» WORK REQUIRED:
Copy out the lines below without any changes, covering every row, and leave out the pictures.

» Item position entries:
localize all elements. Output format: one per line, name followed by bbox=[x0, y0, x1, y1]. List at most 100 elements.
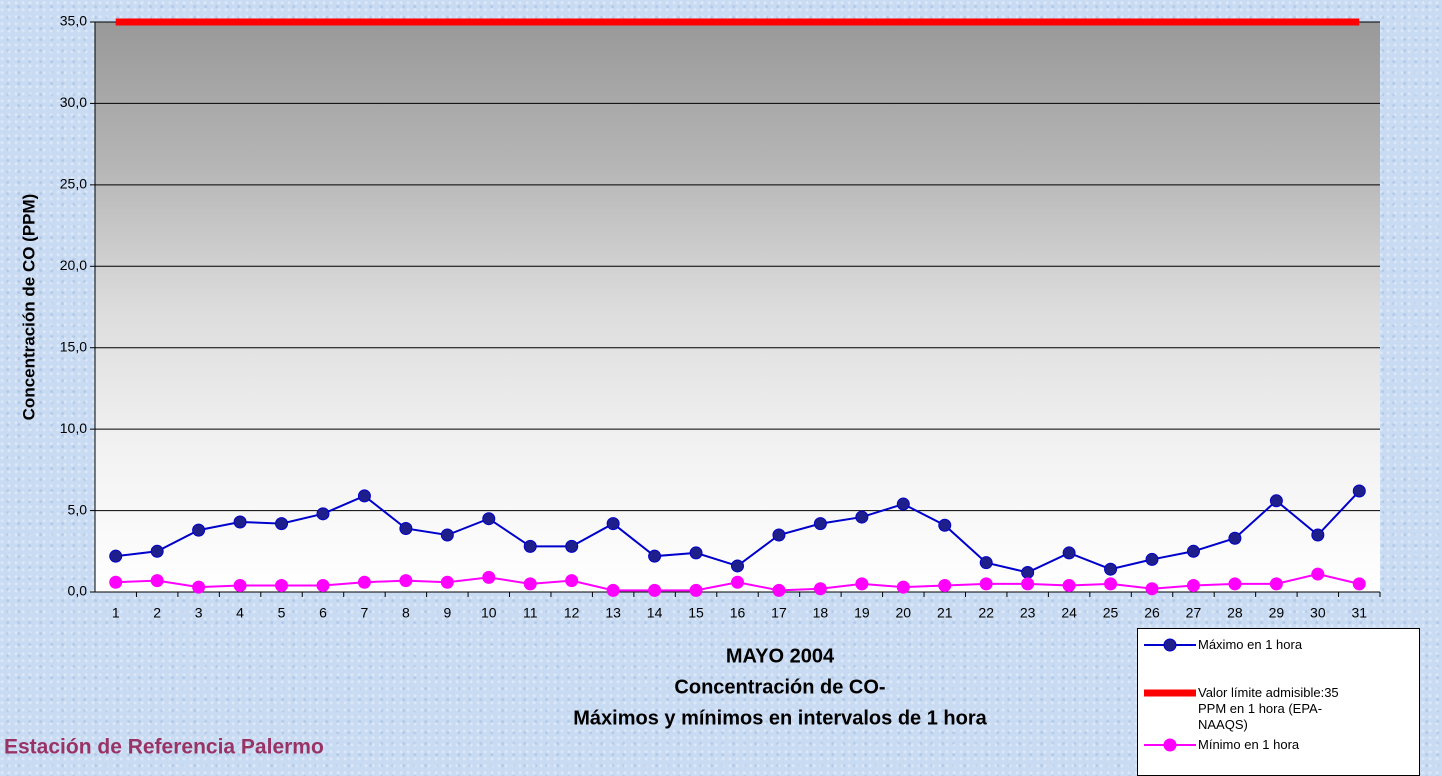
data-point bbox=[523, 539, 537, 553]
data-point bbox=[731, 559, 744, 573]
data-point bbox=[1145, 552, 1159, 566]
data-point bbox=[606, 583, 620, 597]
data-point bbox=[1228, 531, 1242, 545]
x-tick-label: 12 bbox=[564, 605, 580, 621]
data-point bbox=[150, 574, 164, 588]
data-point bbox=[1062, 546, 1076, 560]
legend-swatch bbox=[1144, 689, 1196, 697]
data-point bbox=[1269, 577, 1283, 591]
data-point bbox=[275, 517, 289, 531]
data-point bbox=[399, 574, 413, 588]
x-tick-label: 23 bbox=[1020, 605, 1036, 621]
data-point bbox=[192, 523, 206, 537]
legend-item: Valor límite admisible:35 PPM en 1 hora … bbox=[1142, 685, 1363, 733]
data-point bbox=[1311, 567, 1325, 581]
x-tick-label: 6 bbox=[319, 605, 327, 621]
x-tick-label: 18 bbox=[813, 605, 829, 621]
legend-label: Valor límite admisible:35 PPM en 1 hora … bbox=[1198, 685, 1339, 732]
data-point bbox=[150, 544, 164, 558]
y-tick-label: 5,0 bbox=[68, 501, 88, 517]
data-point bbox=[1062, 578, 1076, 592]
x-tick-label: 16 bbox=[730, 605, 746, 621]
data-point bbox=[316, 578, 330, 592]
x-tick-label: 7 bbox=[361, 605, 369, 621]
data-point bbox=[109, 575, 123, 589]
data-point bbox=[896, 497, 910, 511]
x-tick-label: 29 bbox=[1269, 605, 1285, 621]
legend-label: Mínimo en 1 hora bbox=[1198, 737, 1300, 752]
data-point bbox=[855, 577, 869, 591]
data-point bbox=[1186, 544, 1200, 558]
x-tick-label: 14 bbox=[647, 605, 663, 621]
data-point bbox=[896, 580, 910, 594]
x-tick-label: 5 bbox=[278, 605, 286, 621]
data-point bbox=[482, 570, 496, 584]
data-point bbox=[979, 556, 993, 570]
y-tick-label: 25,0 bbox=[60, 176, 87, 192]
y-tick-label: 15,0 bbox=[60, 338, 87, 354]
data-point bbox=[482, 512, 496, 526]
y-tick-label: 35,0 bbox=[60, 13, 87, 29]
chart-title: MAYO 2004 bbox=[726, 645, 835, 667]
data-point bbox=[938, 578, 952, 592]
data-point bbox=[813, 582, 827, 596]
x-tick-label: 22 bbox=[978, 605, 994, 621]
data-point bbox=[648, 583, 662, 597]
data-point bbox=[772, 583, 786, 597]
y-tick-label: 0,0 bbox=[68, 583, 88, 599]
data-point bbox=[813, 517, 827, 531]
x-tick-label: 4 bbox=[236, 605, 244, 621]
x-tick-label: 2 bbox=[153, 605, 161, 621]
data-point bbox=[1104, 577, 1118, 591]
legend-marker bbox=[1163, 638, 1177, 652]
x-tick-label: 20 bbox=[896, 605, 912, 621]
legend-label: Máximo en 1 hora bbox=[1198, 637, 1303, 652]
annotation: Estación de Referencia Palermo bbox=[4, 736, 324, 759]
data-point bbox=[192, 580, 206, 594]
x-tick-label: 11 bbox=[523, 605, 538, 621]
data-point bbox=[606, 517, 620, 531]
data-point bbox=[1269, 494, 1283, 508]
x-tick-label: 24 bbox=[1061, 605, 1077, 621]
data-point bbox=[1104, 562, 1118, 576]
data-point bbox=[1021, 577, 1035, 591]
x-tick-label: 9 bbox=[443, 605, 451, 621]
data-point bbox=[565, 574, 579, 588]
legend-swatch bbox=[1144, 638, 1196, 652]
x-tick-label: 10 bbox=[481, 605, 497, 621]
data-point bbox=[1352, 484, 1366, 498]
y-axis-title: Concentración de CO (PPM) bbox=[19, 194, 38, 421]
data-point bbox=[1311, 528, 1325, 542]
data-point bbox=[731, 575, 744, 589]
legend-item: Máximo en 1 hora bbox=[1142, 637, 1363, 653]
data-point bbox=[233, 515, 247, 529]
data-point bbox=[357, 575, 371, 589]
x-tick-label: 15 bbox=[688, 605, 704, 621]
x-tick-label: 1 bbox=[112, 605, 120, 621]
data-point bbox=[399, 521, 413, 535]
legend-marker bbox=[1163, 738, 1177, 752]
plot-area bbox=[95, 22, 1380, 592]
x-tick-label: 31 bbox=[1351, 605, 1367, 621]
data-point bbox=[275, 578, 289, 592]
data-point bbox=[855, 510, 869, 524]
x-tick-label: 30 bbox=[1310, 605, 1326, 621]
legend-item: Mínimo en 1 hora bbox=[1142, 737, 1363, 753]
data-point bbox=[565, 539, 579, 553]
data-point bbox=[1352, 577, 1366, 591]
x-tick-label: 25 bbox=[1103, 605, 1119, 621]
x-tick-label: 27 bbox=[1186, 605, 1202, 621]
data-point bbox=[1021, 565, 1035, 579]
data-point bbox=[1228, 577, 1242, 591]
x-tick-label: 8 bbox=[402, 605, 410, 621]
legend-swatch bbox=[1144, 738, 1196, 752]
chart-title: Máximos y mínimos en intervalos de 1 hor… bbox=[573, 707, 987, 729]
data-point bbox=[440, 528, 454, 542]
x-tick-label: 26 bbox=[1144, 605, 1160, 621]
x-tick-label: 17 bbox=[771, 605, 787, 621]
y-tick-label: 20,0 bbox=[60, 257, 87, 273]
data-point bbox=[689, 546, 703, 560]
data-point bbox=[648, 549, 662, 563]
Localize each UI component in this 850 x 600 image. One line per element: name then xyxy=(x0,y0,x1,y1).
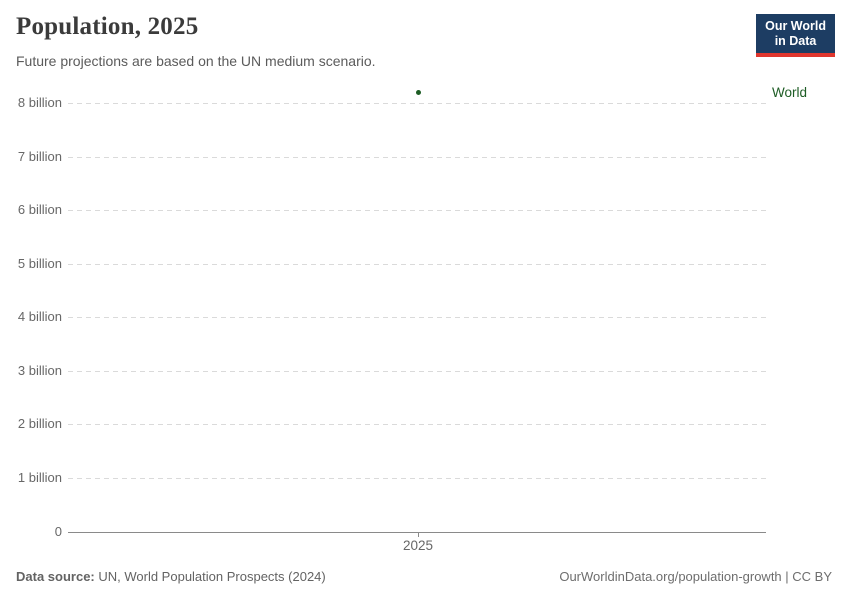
y-gridline xyxy=(68,263,766,265)
y-gridline xyxy=(68,210,766,212)
owid-logo[interactable]: Our World in Data xyxy=(756,14,835,57)
chart-subtitle: Future projections are based on the UN m… xyxy=(16,53,376,69)
y-gridline xyxy=(68,477,766,479)
chart-footer: Data source: UN, World Population Prospe… xyxy=(16,569,832,584)
series-label-world[interactable]: World xyxy=(772,85,808,100)
credit-link[interactable]: OurWorldinData.org/population-growth | C… xyxy=(559,569,832,584)
y-axis-tick-label: 5 billion xyxy=(17,255,62,271)
x-axis-tick-mark xyxy=(418,532,419,537)
y-gridline xyxy=(68,317,766,319)
y-gridline xyxy=(68,103,766,105)
chart-title: Population, 2025 xyxy=(16,13,199,40)
y-axis-tick-label: 7 billion xyxy=(17,148,62,164)
data-point-world[interactable] xyxy=(415,89,421,95)
y-axis-tick-label: 2 billion xyxy=(17,416,62,432)
y-axis-tick-label: 8 billion xyxy=(17,95,62,111)
y-gridline xyxy=(68,370,766,372)
data-source-label: Data source: xyxy=(16,569,95,584)
y-axis-tick-label: 1 billion xyxy=(17,469,62,485)
y-axis-tick-label: 3 billion xyxy=(17,362,62,378)
y-axis-tick-label: 4 billion xyxy=(17,309,62,325)
owid-logo-line2: in Data xyxy=(774,34,817,48)
y-axis-tick-label: 0 xyxy=(54,523,62,539)
x-axis-tick-label: 2025 xyxy=(402,538,434,553)
y-axis-tick-label: 6 billion xyxy=(17,202,62,218)
data-source-text: UN, World Population Prospects (2024) xyxy=(94,569,326,584)
data-source-note: Data source: UN, World Population Prospe… xyxy=(16,569,326,584)
x-axis-line xyxy=(68,531,766,533)
owid-logo-line1: Our World xyxy=(765,19,826,33)
y-gridline xyxy=(68,156,766,158)
y-gridline xyxy=(68,424,766,426)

» RESULT FOR THIS EXERCISE:
localize all elements. Output format: one per line, name followed by bbox=[x0, y0, x1, y1]. List at most 100 elements.
data-point bbox=[523, 539, 537, 553]
data-point bbox=[731, 559, 744, 573]
data-point bbox=[1145, 552, 1159, 566]
data-point bbox=[606, 583, 620, 597]
data-point bbox=[1228, 531, 1242, 545]
x-tick-label: 12 bbox=[564, 605, 580, 621]
data-point bbox=[150, 574, 164, 588]
data-point bbox=[1062, 546, 1076, 560]
legend-swatch bbox=[1144, 689, 1196, 697]
data-point bbox=[1269, 577, 1283, 591]
data-point bbox=[275, 517, 289, 531]
data-point bbox=[399, 574, 413, 588]
x-tick-label: 23 bbox=[1020, 605, 1036, 621]
data-point bbox=[192, 523, 206, 537]
legend-item: Valor límite admisible:35 PPM en 1 hora … bbox=[1142, 685, 1363, 733]
data-point bbox=[1311, 567, 1325, 581]
x-tick-label: 6 bbox=[319, 605, 327, 621]
x-tick-label: 18 bbox=[813, 605, 829, 621]
legend-label: Valor límite admisible:35 PPM en 1 hora … bbox=[1198, 685, 1339, 732]
data-point bbox=[150, 544, 164, 558]
y-tick-label: 5,0 bbox=[68, 501, 88, 517]
data-point bbox=[1062, 578, 1076, 592]
x-tick-label: 16 bbox=[730, 605, 746, 621]
data-point bbox=[316, 578, 330, 592]
x-tick-label: 7 bbox=[361, 605, 369, 621]
data-point bbox=[109, 575, 123, 589]
data-point bbox=[896, 497, 910, 511]
x-tick-label: 29 bbox=[1269, 605, 1285, 621]
legend-label: Mínimo en 1 hora bbox=[1198, 737, 1300, 752]
data-point bbox=[855, 577, 869, 591]
data-point bbox=[1186, 544, 1200, 558]
x-tick-label: 14 bbox=[647, 605, 663, 621]
data-point bbox=[896, 580, 910, 594]
x-tick-label: 5 bbox=[278, 605, 286, 621]
data-point bbox=[482, 570, 496, 584]
data-point bbox=[979, 556, 993, 570]
y-tick-label: 25,0 bbox=[60, 176, 87, 192]
y-tick-label: 15,0 bbox=[60, 338, 87, 354]
data-point bbox=[482, 512, 496, 526]
y-tick-label: 35,0 bbox=[60, 13, 87, 29]
chart-title: MAYO 2004 bbox=[726, 645, 835, 667]
data-point bbox=[938, 578, 952, 592]
data-point bbox=[813, 582, 827, 596]
x-tick-label: 22 bbox=[978, 605, 994, 621]
data-point bbox=[648, 583, 662, 597]
data-point bbox=[772, 583, 786, 597]
y-tick-label: 0,0 bbox=[68, 583, 88, 599]
data-point bbox=[813, 517, 827, 531]
x-tick-label: 4 bbox=[236, 605, 244, 621]
x-tick-label: 2 bbox=[153, 605, 161, 621]
data-point bbox=[1104, 577, 1118, 591]
legend-marker bbox=[1163, 638, 1177, 652]
x-tick-label: 20 bbox=[896, 605, 912, 621]
legend-label: Máximo en 1 hora bbox=[1198, 637, 1303, 652]
annotation: Estación de Referencia Palermo bbox=[4, 736, 324, 759]
data-point bbox=[192, 580, 206, 594]
x-tick-label: 11 bbox=[523, 605, 538, 621]
data-point bbox=[606, 517, 620, 531]
data-point bbox=[1269, 494, 1283, 508]
x-tick-label: 24 bbox=[1061, 605, 1077, 621]
data-point bbox=[1104, 562, 1118, 576]
data-point bbox=[1021, 577, 1035, 591]
x-tick-label: 9 bbox=[443, 605, 451, 621]
data-point bbox=[565, 574, 579, 588]
legend-swatch bbox=[1144, 638, 1196, 652]
x-tick-label: 10 bbox=[481, 605, 497, 621]
data-point bbox=[1352, 484, 1366, 498]
y-axis-title: Concentración de CO (PPM) bbox=[19, 194, 38, 421]
data-point bbox=[1311, 528, 1325, 542]
data-point bbox=[731, 575, 744, 589]
legend-item: Máximo en 1 hora bbox=[1142, 637, 1363, 653]
data-point bbox=[233, 515, 247, 529]
data-point bbox=[357, 575, 371, 589]
x-tick-label: 15 bbox=[688, 605, 704, 621]
x-tick-label: 1 bbox=[112, 605, 120, 621]
data-point bbox=[399, 521, 413, 535]
legend-marker bbox=[1163, 738, 1177, 752]
plot-area bbox=[95, 22, 1380, 592]
x-tick-label: 31 bbox=[1351, 605, 1367, 621]
data-point bbox=[275, 578, 289, 592]
data-point bbox=[855, 510, 869, 524]
x-tick-label: 30 bbox=[1310, 605, 1326, 621]
legend-item: Mínimo en 1 hora bbox=[1142, 737, 1363, 753]
data-point bbox=[565, 539, 579, 553]
data-point bbox=[1352, 577, 1366, 591]
x-tick-label: 25 bbox=[1103, 605, 1119, 621]
x-tick-label: 27 bbox=[1186, 605, 1202, 621]
data-point bbox=[1021, 565, 1035, 579]
data-point bbox=[1228, 577, 1242, 591]
x-tick-label: 8 bbox=[402, 605, 410, 621]
legend-swatch bbox=[1144, 738, 1196, 752]
chart-title: Máximos y mínimos en intervalos de 1 hor… bbox=[573, 707, 987, 729]
data-point bbox=[440, 528, 454, 542]
x-tick-label: 26 bbox=[1144, 605, 1160, 621]
x-tick-label: 17 bbox=[771, 605, 787, 621]
y-tick-label: 20,0 bbox=[60, 257, 87, 273]
data-point bbox=[689, 546, 703, 560]
data-point bbox=[648, 549, 662, 563]
Localize each UI component in this 850 x 600 image. One line per element: name then xyxy=(x0,y0,x1,y1).
y-gridline xyxy=(68,263,766,265)
y-gridline xyxy=(68,210,766,212)
owid-logo[interactable]: Our World in Data xyxy=(756,14,835,57)
chart-subtitle: Future projections are based on the UN m… xyxy=(16,53,376,69)
y-gridline xyxy=(68,477,766,479)
chart-footer: Data source: UN, World Population Prospe… xyxy=(16,569,832,584)
series-label-world[interactable]: World xyxy=(772,85,808,100)
credit-link[interactable]: OurWorldinData.org/population-growth | C… xyxy=(559,569,832,584)
y-axis-tick-label: 5 billion xyxy=(17,255,62,271)
x-axis-tick-mark xyxy=(418,532,419,537)
y-gridline xyxy=(68,317,766,319)
y-gridline xyxy=(68,103,766,105)
chart-title: Population, 2025 xyxy=(16,13,199,40)
y-axis-tick-label: 7 billion xyxy=(17,148,62,164)
data-point-world[interactable] xyxy=(415,89,421,95)
y-axis-tick-label: 2 billion xyxy=(17,416,62,432)
y-axis-tick-label: 8 billion xyxy=(17,95,62,111)
y-gridline xyxy=(68,370,766,372)
data-source-label: Data source: xyxy=(16,569,95,584)
y-axis-tick-label: 1 billion xyxy=(17,469,62,485)
y-axis-tick-label: 3 billion xyxy=(17,362,62,378)
y-axis-tick-label: 4 billion xyxy=(17,309,62,325)
owid-logo-line2: in Data xyxy=(774,34,817,48)
y-axis-tick-label: 0 xyxy=(54,523,62,539)
x-axis-tick-label: 2025 xyxy=(402,538,434,553)
y-axis-tick-label: 6 billion xyxy=(17,202,62,218)
data-source-text: UN, World Population Prospects (2024) xyxy=(94,569,326,584)
data-source-note: Data source: UN, World Population Prospe… xyxy=(16,569,326,584)
x-axis-line xyxy=(68,531,766,533)
owid-logo-line1: Our World xyxy=(765,19,826,33)
y-gridline xyxy=(68,156,766,158)
y-gridline xyxy=(68,424,766,426)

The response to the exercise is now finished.